# WHAT IS ASKED:
Images embedded in the records are excluded; print everything else exactly as given.
--- Begin ---
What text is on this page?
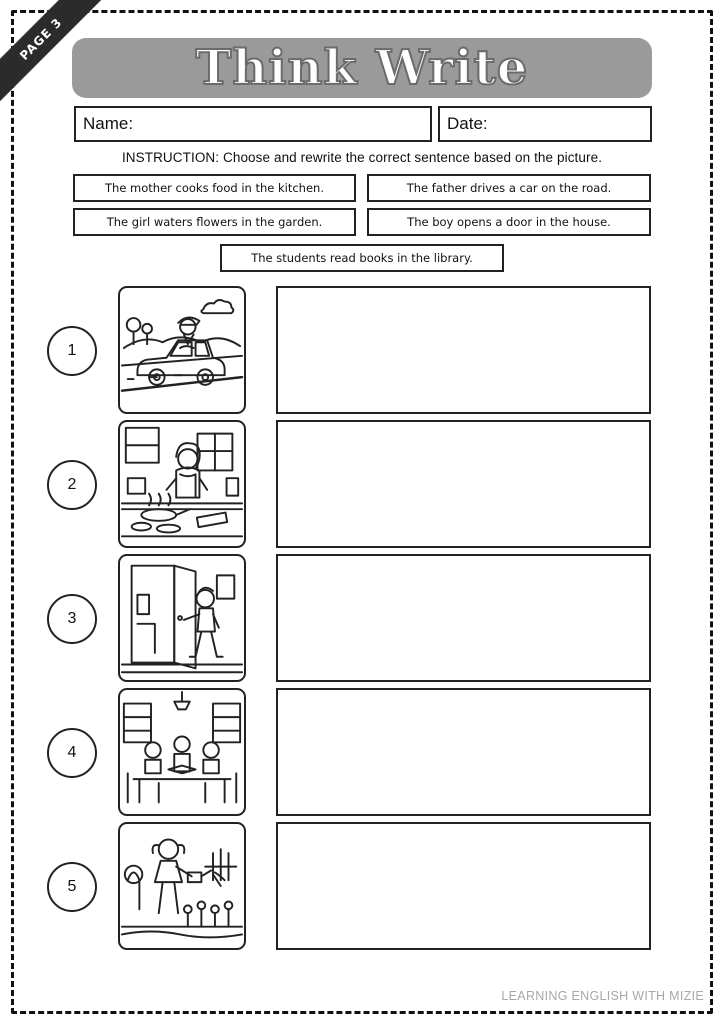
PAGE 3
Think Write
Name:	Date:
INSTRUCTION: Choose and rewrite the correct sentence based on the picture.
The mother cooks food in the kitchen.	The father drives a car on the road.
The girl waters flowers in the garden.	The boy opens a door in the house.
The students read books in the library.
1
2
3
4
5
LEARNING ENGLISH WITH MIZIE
--- End ---
# SOLUTION:
What text is on this page?
PAGE 3
Think Write
Name:	Date:
INSTRUCTION: Choose and rewrite the correct sentence based on the picture.
The mother cooks food in the kitchen.	The father drives a car on the road.
The girl waters flowers in the garden.	The boy opens a door in the house.
The students read books in the library.
1
2
3
4
5
LEARNING ENGLISH WITH MIZIE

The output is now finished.